> **Material for this task**:
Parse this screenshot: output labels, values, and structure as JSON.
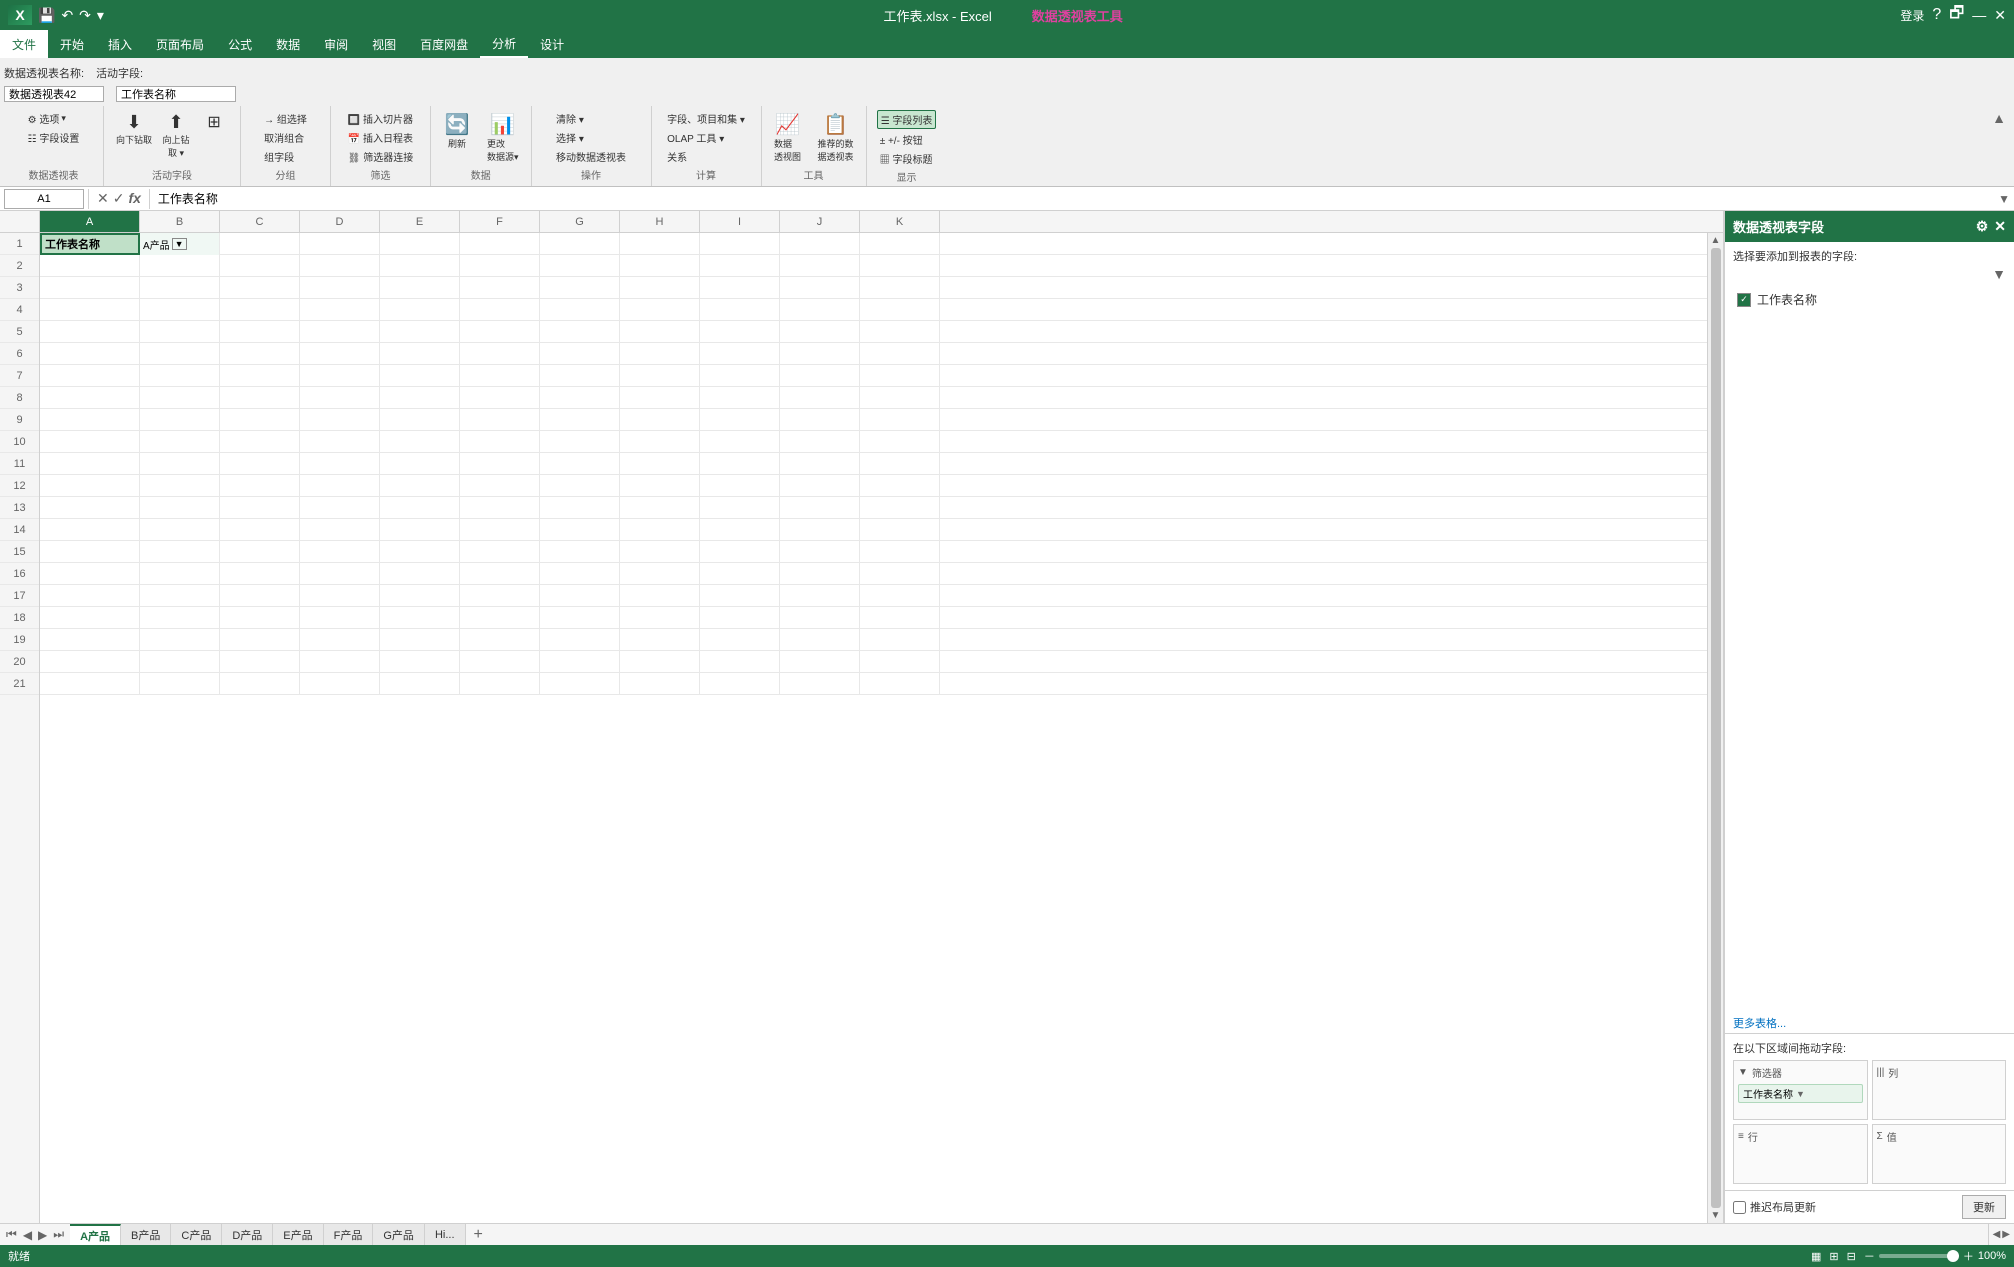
{
  "titleBar": {
    "appTitle": "工作表.xlsx - Excel",
    "pivotTools": "数据透视表工具",
    "loginBtn": "登录",
    "helpBtn": "?",
    "restoreBtn": "🗗",
    "minimizeBtn": "—",
    "closeBtn": "✕"
  },
  "menuBar": {
    "items": [
      "文件",
      "开始",
      "插入",
      "页面布局",
      "公式",
      "数据",
      "审阅",
      "视图",
      "百度网盘",
      "分析",
      "设计"
    ]
  },
  "ribbon": {
    "pivotNameLabel": "数据透视表名称:",
    "activeFieldLabel": "活动字段:",
    "pivotName": "数据透视表42",
    "activeField": "工作表名称",
    "groups": [
      {
        "name": "数据透视表",
        "items": [
          "选项 ▼",
          "字段设置"
        ]
      },
      {
        "name": "活动字段",
        "items": [
          "向下钻取",
          "向上钻取▼"
        ]
      },
      {
        "name": "分组",
        "items": [
          "→ 组选择",
          "取消组合",
          "组字段"
        ]
      },
      {
        "name": "筛选",
        "items": [
          "插入切片器",
          "插入日程表",
          "筛选器连接"
        ]
      },
      {
        "name": "数据",
        "items": [
          "刷新",
          "更改数据源▼"
        ]
      },
      {
        "name": "操作",
        "items": [
          "清除▼",
          "选择▼",
          "移动数据透视表"
        ]
      },
      {
        "name": "计算",
        "items": [
          "字段、项目和集▼",
          "OLAP工具▼",
          "关系"
        ]
      },
      {
        "name": "工具",
        "items": [
          "数据透视图",
          "推荐的数据透视表"
        ]
      },
      {
        "name": "显示",
        "items": [
          "字段列表",
          "+/- 按钮",
          "字段标题"
        ]
      }
    ]
  },
  "formulaBar": {
    "cellRef": "A1",
    "formula": "工作表名称"
  },
  "spreadsheet": {
    "columns": [
      "A",
      "B",
      "C",
      "D",
      "E",
      "F",
      "G",
      "H",
      "I",
      "J",
      "K"
    ],
    "rows": [
      1,
      2,
      3,
      4,
      5,
      6,
      7,
      8,
      9,
      10,
      11,
      12,
      13,
      14,
      15,
      16,
      17,
      18,
      19,
      20,
      21
    ],
    "cellA1": "工作表名称",
    "cellB1Label": "A产品",
    "cellB1HasFilter": true
  },
  "pivotPanel": {
    "title": "数据透视表字段",
    "sectionLabel": "选择要添加到报表的字段:",
    "fields": [
      {
        "label": "工作表名称",
        "checked": true
      },
      {
        "label": "更多表格...",
        "isLink": true
      }
    ],
    "dragLabel": "在以下区域间拖动字段:",
    "areas": {
      "filter": {
        "icon": "▼",
        "label": "筛选器",
        "chips": [
          "工作表名称"
        ]
      },
      "columns": {
        "icon": "|||",
        "label": "列",
        "chips": []
      },
      "rows": {
        "icon": "≡",
        "label": "行",
        "chips": []
      },
      "values": {
        "icon": "Σ",
        "label": "值",
        "chips": []
      }
    },
    "deferLabel": "推迟布局更新",
    "updateBtn": "更新"
  },
  "sheetTabs": {
    "tabs": [
      "A产品",
      "B产品",
      "C产品",
      "D产品",
      "E产品",
      "F产品",
      "G产品",
      "Hi..."
    ],
    "activeTab": "A产品"
  },
  "statusBar": {
    "status": "就绪",
    "zoomLevel": "100%"
  }
}
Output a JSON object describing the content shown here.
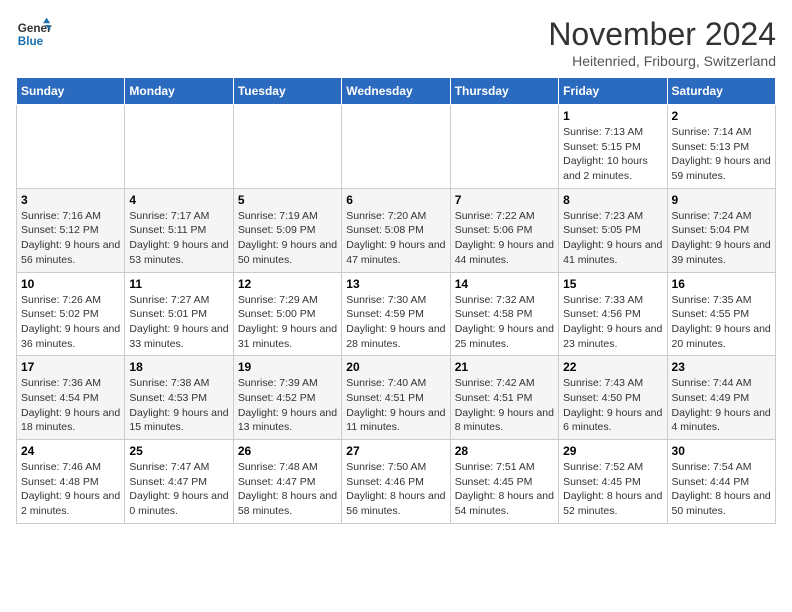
{
  "logo": {
    "line1": "General",
    "line2": "Blue"
  },
  "title": "November 2024",
  "location": "Heitenried, Fribourg, Switzerland",
  "days_of_week": [
    "Sunday",
    "Monday",
    "Tuesday",
    "Wednesday",
    "Thursday",
    "Friday",
    "Saturday"
  ],
  "weeks": [
    [
      {
        "day": "",
        "info": ""
      },
      {
        "day": "",
        "info": ""
      },
      {
        "day": "",
        "info": ""
      },
      {
        "day": "",
        "info": ""
      },
      {
        "day": "",
        "info": ""
      },
      {
        "day": "1",
        "info": "Sunrise: 7:13 AM\nSunset: 5:15 PM\nDaylight: 10 hours and 2 minutes."
      },
      {
        "day": "2",
        "info": "Sunrise: 7:14 AM\nSunset: 5:13 PM\nDaylight: 9 hours and 59 minutes."
      }
    ],
    [
      {
        "day": "3",
        "info": "Sunrise: 7:16 AM\nSunset: 5:12 PM\nDaylight: 9 hours and 56 minutes."
      },
      {
        "day": "4",
        "info": "Sunrise: 7:17 AM\nSunset: 5:11 PM\nDaylight: 9 hours and 53 minutes."
      },
      {
        "day": "5",
        "info": "Sunrise: 7:19 AM\nSunset: 5:09 PM\nDaylight: 9 hours and 50 minutes."
      },
      {
        "day": "6",
        "info": "Sunrise: 7:20 AM\nSunset: 5:08 PM\nDaylight: 9 hours and 47 minutes."
      },
      {
        "day": "7",
        "info": "Sunrise: 7:22 AM\nSunset: 5:06 PM\nDaylight: 9 hours and 44 minutes."
      },
      {
        "day": "8",
        "info": "Sunrise: 7:23 AM\nSunset: 5:05 PM\nDaylight: 9 hours and 41 minutes."
      },
      {
        "day": "9",
        "info": "Sunrise: 7:24 AM\nSunset: 5:04 PM\nDaylight: 9 hours and 39 minutes."
      }
    ],
    [
      {
        "day": "10",
        "info": "Sunrise: 7:26 AM\nSunset: 5:02 PM\nDaylight: 9 hours and 36 minutes."
      },
      {
        "day": "11",
        "info": "Sunrise: 7:27 AM\nSunset: 5:01 PM\nDaylight: 9 hours and 33 minutes."
      },
      {
        "day": "12",
        "info": "Sunrise: 7:29 AM\nSunset: 5:00 PM\nDaylight: 9 hours and 31 minutes."
      },
      {
        "day": "13",
        "info": "Sunrise: 7:30 AM\nSunset: 4:59 PM\nDaylight: 9 hours and 28 minutes."
      },
      {
        "day": "14",
        "info": "Sunrise: 7:32 AM\nSunset: 4:58 PM\nDaylight: 9 hours and 25 minutes."
      },
      {
        "day": "15",
        "info": "Sunrise: 7:33 AM\nSunset: 4:56 PM\nDaylight: 9 hours and 23 minutes."
      },
      {
        "day": "16",
        "info": "Sunrise: 7:35 AM\nSunset: 4:55 PM\nDaylight: 9 hours and 20 minutes."
      }
    ],
    [
      {
        "day": "17",
        "info": "Sunrise: 7:36 AM\nSunset: 4:54 PM\nDaylight: 9 hours and 18 minutes."
      },
      {
        "day": "18",
        "info": "Sunrise: 7:38 AM\nSunset: 4:53 PM\nDaylight: 9 hours and 15 minutes."
      },
      {
        "day": "19",
        "info": "Sunrise: 7:39 AM\nSunset: 4:52 PM\nDaylight: 9 hours and 13 minutes."
      },
      {
        "day": "20",
        "info": "Sunrise: 7:40 AM\nSunset: 4:51 PM\nDaylight: 9 hours and 11 minutes."
      },
      {
        "day": "21",
        "info": "Sunrise: 7:42 AM\nSunset: 4:51 PM\nDaylight: 9 hours and 8 minutes."
      },
      {
        "day": "22",
        "info": "Sunrise: 7:43 AM\nSunset: 4:50 PM\nDaylight: 9 hours and 6 minutes."
      },
      {
        "day": "23",
        "info": "Sunrise: 7:44 AM\nSunset: 4:49 PM\nDaylight: 9 hours and 4 minutes."
      }
    ],
    [
      {
        "day": "24",
        "info": "Sunrise: 7:46 AM\nSunset: 4:48 PM\nDaylight: 9 hours and 2 minutes."
      },
      {
        "day": "25",
        "info": "Sunrise: 7:47 AM\nSunset: 4:47 PM\nDaylight: 9 hours and 0 minutes."
      },
      {
        "day": "26",
        "info": "Sunrise: 7:48 AM\nSunset: 4:47 PM\nDaylight: 8 hours and 58 minutes."
      },
      {
        "day": "27",
        "info": "Sunrise: 7:50 AM\nSunset: 4:46 PM\nDaylight: 8 hours and 56 minutes."
      },
      {
        "day": "28",
        "info": "Sunrise: 7:51 AM\nSunset: 4:45 PM\nDaylight: 8 hours and 54 minutes."
      },
      {
        "day": "29",
        "info": "Sunrise: 7:52 AM\nSunset: 4:45 PM\nDaylight: 8 hours and 52 minutes."
      },
      {
        "day": "30",
        "info": "Sunrise: 7:54 AM\nSunset: 4:44 PM\nDaylight: 8 hours and 50 minutes."
      }
    ]
  ]
}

> **What you are asked to do**: Report how many lines of the data contain the word "values", using the number alone.

> **Task output**: 2